— Start —

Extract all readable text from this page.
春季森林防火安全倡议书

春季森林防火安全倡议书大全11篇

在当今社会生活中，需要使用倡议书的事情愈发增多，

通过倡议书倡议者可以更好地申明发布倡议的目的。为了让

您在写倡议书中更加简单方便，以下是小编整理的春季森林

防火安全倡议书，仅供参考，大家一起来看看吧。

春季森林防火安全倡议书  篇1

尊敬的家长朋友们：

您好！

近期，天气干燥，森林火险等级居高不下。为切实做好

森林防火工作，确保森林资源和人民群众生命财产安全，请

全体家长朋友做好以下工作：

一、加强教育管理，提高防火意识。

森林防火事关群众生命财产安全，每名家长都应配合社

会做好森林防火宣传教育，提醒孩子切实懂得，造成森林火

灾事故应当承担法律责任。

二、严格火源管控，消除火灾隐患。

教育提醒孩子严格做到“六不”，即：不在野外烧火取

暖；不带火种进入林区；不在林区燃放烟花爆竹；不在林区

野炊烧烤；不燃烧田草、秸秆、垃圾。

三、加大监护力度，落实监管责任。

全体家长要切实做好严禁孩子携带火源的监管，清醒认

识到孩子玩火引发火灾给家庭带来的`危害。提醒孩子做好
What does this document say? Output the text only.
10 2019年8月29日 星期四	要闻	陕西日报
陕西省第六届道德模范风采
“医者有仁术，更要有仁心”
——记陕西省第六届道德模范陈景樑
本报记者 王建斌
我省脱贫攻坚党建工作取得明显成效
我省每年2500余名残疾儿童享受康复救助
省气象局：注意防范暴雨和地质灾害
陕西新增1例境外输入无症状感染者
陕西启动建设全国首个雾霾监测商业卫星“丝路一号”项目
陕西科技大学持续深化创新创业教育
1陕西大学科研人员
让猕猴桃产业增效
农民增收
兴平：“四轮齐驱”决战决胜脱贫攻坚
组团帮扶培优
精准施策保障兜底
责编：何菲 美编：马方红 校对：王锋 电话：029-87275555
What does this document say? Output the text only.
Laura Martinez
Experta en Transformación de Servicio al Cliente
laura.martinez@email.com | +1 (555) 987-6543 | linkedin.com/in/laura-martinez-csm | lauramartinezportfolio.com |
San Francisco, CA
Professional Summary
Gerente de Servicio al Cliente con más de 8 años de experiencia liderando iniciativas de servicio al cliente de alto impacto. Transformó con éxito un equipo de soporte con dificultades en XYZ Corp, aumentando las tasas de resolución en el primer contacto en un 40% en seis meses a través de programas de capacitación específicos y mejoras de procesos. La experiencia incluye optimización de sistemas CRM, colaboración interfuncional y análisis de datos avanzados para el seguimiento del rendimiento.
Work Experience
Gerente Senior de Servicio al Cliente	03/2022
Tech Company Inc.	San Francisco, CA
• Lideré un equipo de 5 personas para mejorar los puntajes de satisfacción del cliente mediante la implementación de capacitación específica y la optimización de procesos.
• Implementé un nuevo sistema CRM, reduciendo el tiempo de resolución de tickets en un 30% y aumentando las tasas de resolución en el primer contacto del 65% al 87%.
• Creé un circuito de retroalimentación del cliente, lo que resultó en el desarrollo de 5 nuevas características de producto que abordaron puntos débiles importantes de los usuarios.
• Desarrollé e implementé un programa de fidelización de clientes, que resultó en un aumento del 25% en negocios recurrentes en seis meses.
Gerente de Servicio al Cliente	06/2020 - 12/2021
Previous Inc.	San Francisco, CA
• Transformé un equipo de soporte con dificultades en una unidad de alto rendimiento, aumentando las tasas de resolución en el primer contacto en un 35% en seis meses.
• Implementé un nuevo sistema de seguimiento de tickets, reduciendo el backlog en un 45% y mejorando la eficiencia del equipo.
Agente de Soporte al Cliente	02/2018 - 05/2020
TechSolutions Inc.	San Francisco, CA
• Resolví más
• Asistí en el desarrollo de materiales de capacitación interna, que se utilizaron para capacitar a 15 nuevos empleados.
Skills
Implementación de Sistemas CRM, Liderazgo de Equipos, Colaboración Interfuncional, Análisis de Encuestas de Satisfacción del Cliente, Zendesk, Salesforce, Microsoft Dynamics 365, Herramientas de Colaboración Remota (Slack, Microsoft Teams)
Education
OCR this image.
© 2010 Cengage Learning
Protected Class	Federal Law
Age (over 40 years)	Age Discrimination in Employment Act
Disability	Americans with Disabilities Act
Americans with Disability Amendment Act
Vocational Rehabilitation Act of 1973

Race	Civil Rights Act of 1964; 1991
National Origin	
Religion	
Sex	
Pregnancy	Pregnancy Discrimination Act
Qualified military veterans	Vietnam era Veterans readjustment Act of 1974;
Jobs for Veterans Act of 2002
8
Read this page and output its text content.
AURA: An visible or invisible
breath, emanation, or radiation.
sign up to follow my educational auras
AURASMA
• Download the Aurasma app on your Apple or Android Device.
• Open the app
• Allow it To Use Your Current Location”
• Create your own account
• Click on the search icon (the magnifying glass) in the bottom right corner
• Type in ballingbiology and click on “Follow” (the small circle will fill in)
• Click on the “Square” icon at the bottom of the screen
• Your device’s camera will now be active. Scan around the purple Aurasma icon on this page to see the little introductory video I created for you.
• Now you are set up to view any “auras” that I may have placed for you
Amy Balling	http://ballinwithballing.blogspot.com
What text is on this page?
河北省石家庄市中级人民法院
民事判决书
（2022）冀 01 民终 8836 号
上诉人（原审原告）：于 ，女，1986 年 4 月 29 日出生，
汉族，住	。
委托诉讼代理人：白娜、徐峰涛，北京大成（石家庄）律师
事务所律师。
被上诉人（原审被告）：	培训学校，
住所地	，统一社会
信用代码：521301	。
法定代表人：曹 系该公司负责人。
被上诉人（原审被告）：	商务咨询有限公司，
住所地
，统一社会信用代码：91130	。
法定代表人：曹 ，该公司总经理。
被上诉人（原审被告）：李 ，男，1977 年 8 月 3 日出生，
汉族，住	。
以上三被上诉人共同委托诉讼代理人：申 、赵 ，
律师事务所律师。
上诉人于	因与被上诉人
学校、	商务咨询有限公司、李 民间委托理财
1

— End —

◆ Aim of the task:
Print every entry exactly as it appears.

◆ Exercise answer:
Extract all readable text from this page.
春季森林防火安全倡议书

春季森林防火安全倡议书大全11篇

在当今社会生活中，需要使用倡议书的事情愈发增多，

通过倡议书倡议者可以更好地申明发布倡议的目的。为了让

您在写倡议书中更加简单方便，以下是小编整理的春季森林

防火安全倡议书，仅供参考，大家一起来看看吧。

春季森林防火安全倡议书  篇1

尊敬的家长朋友们：

您好！

近期，天气干燥，森林火险等级居高不下。为切实做好

森林防火工作，确保森林资源和人民群众生命财产安全，请

全体家长朋友做好以下工作：

一、加强教育管理，提高防火意识。

森林防火事关群众生命财产安全，每名家长都应配合社

会做好森林防火宣传教育，提醒孩子切实懂得，造成森林火

灾事故应当承担法律责任。

二、严格火源管控，消除火灾隐患。

教育提醒孩子严格做到“六不”，即：不在野外烧火取

暖；不带火种进入林区；不在林区燃放烟花爆竹；不在林区

野炊烧烤；不燃烧田草、秸秆、垃圾。

三、加大监护力度，落实监管责任。

全体家长要切实做好严禁孩子携带火源的监管，清醒认

识到孩子玩火引发火灾给家庭带来的`危害。提醒孩子做好
What does this document say? Output the text only.
10 2019年8月29日 星期四	要闻	陕西日报
陕西省第六届道德模范风采
“医者有仁术，更要有仁心”
——记陕西省第六届道德模范陈景樑
本报记者 王建斌
我省脱贫攻坚党建工作取得明显成效
我省每年2500余名残疾儿童享受康复救助
省气象局：注意防范暴雨和地质灾害
陕西新增1例境外输入无症状感染者
陕西启动建设全国首个雾霾监测商业卫星“丝路一号”项目
陕西科技大学持续深化创新创业教育
1陕西大学科研人员
让猕猴桃产业增效
农民增收
兴平：“四轮齐驱”决战决胜脱贫攻坚
组团帮扶培优
精准施策保障兜底
责编：何菲 美编：马方红 校对：王锋 电话：029-87275555
What does this document say? Output the text only.
Laura Martinez
Experta en Transformación de Servicio al Cliente
laura.martinez@email.com | +1 (555) 987-6543 | linkedin.com/in/laura-martinez-csm | lauramartinezportfolio.com |
San Francisco, CA
Professional Summary
Gerente de Servicio al Cliente con más de 8 años de experiencia liderando iniciativas de servicio al cliente de alto impacto. Transformó con éxito un equipo de soporte con dificultades en XYZ Corp, aumentando las tasas de resolución en el primer contacto en un 40% en seis meses a través de programas de capacitación específicos y mejoras de procesos. La experiencia incluye optimización de sistemas CRM, colaboración interfuncional y análisis de datos avanzados para el seguimiento del rendimiento.
Work Experience
Gerente Senior de Servicio al Cliente	03/2022
Tech Company Inc.	San Francisco, CA
• Lideré un equipo de 5 personas para mejorar los puntajes de satisfacción del cliente mediante la implementación de capacitación específica y la optimización de procesos.
• Implementé un nuevo sistema CRM, reduciendo el tiempo de resolución de tickets en un 30% y aumentando las tasas de resolución en el primer contacto del 65% al 87%.
• Creé un circuito de retroalimentación del cliente, lo que resultó en el desarrollo de 5 nuevas características de producto que abordaron puntos débiles importantes de los usuarios.
• Desarrollé e implementé un programa de fidelización de clientes, que resultó en un aumento del 25% en negocios recurrentes en seis meses.
Gerente de Servicio al Cliente	06/2020 - 12/2021
Previous Inc.	San Francisco, CA
• Transformé un equipo de soporte con dificultades en una unidad de alto rendimiento, aumentando las tasas de resolución en el primer contacto en un 35% en seis meses.
• Implementé un nuevo sistema de seguimiento de tickets, reduciendo el backlog en un 45% y mejorando la eficiencia del equipo.
Agente de Soporte al Cliente	02/2018 - 05/2020
TechSolutions Inc.	San Francisco, CA
• Resolví más
• Asistí en el desarrollo de materiales de capacitación interna, que se utilizaron para capacitar a 15 nuevos empleados.
Skills
Implementación de Sistemas CRM, Liderazgo de Equipos, Colaboración Interfuncional, Análisis de Encuestas de Satisfacción del Cliente, Zendesk, Salesforce, Microsoft Dynamics 365, Herramientas de Colaboración Remota (Slack, Microsoft Teams)
Education
OCR this image.
© 2010 Cengage Learning
Protected Class	Federal Law
Age (over 40 years)	Age Discrimination in Employment Act
Disability	Americans with Disabilities Act
Americans with Disability Amendment Act
Vocational Rehabilitation Act of 1973

Race	Civil Rights Act of 1964; 1991
National Origin	
Religion	
Sex	
Pregnancy	Pregnancy Discrimination Act
Qualified military veterans	Vietnam era Veterans readjustment Act of 1974;
Jobs for Veterans Act of 2002
8
Read this page and output its text content.
AURA: An visible or invisible
breath, emanation, or radiation.
sign up to follow my educational auras
AURASMA
• Download the Aurasma app on your Apple or Android Device.
• Open the app
• Allow it To Use Your Current Location”
• Create your own account
• Click on the search icon (the magnifying glass) in the bottom right corner
• Type in ballingbiology and click on “Follow” (the small circle will fill in)
• Click on the “Square” icon at the bottom of the screen
• Your device’s camera will now be active. Scan around the purple Aurasma icon on this page to see the little introductory video I created for you.
• Now you are set up to view any “auras” that I may have placed for you
Amy Balling	http://ballinwithballing.blogspot.com
What text is on this page?
河北省石家庄市中级人民法院
民事判决书
（2022）冀 01 民终 8836 号
上诉人（原审原告）：于 ，女，1986 年 4 月 29 日出生，
汉族，住	。
委托诉讼代理人：白娜、徐峰涛，北京大成（石家庄）律师
事务所律师。
被上诉人（原审被告）：	培训学校，
住所地	，统一社会
信用代码：521301	。
法定代表人：曹 系该公司负责人。
被上诉人（原审被告）：	商务咨询有限公司，
住所地
，统一社会信用代码：91130	。
法定代表人：曹 ，该公司总经理。
被上诉人（原审被告）：李 ，男，1977 年 8 月 3 日出生，
汉族，住	。
以上三被上诉人共同委托诉讼代理人：申 、赵 ，
律师事务所律师。
上诉人于	因与被上诉人
学校、	商务咨询有限公司、李 民间委托理财
1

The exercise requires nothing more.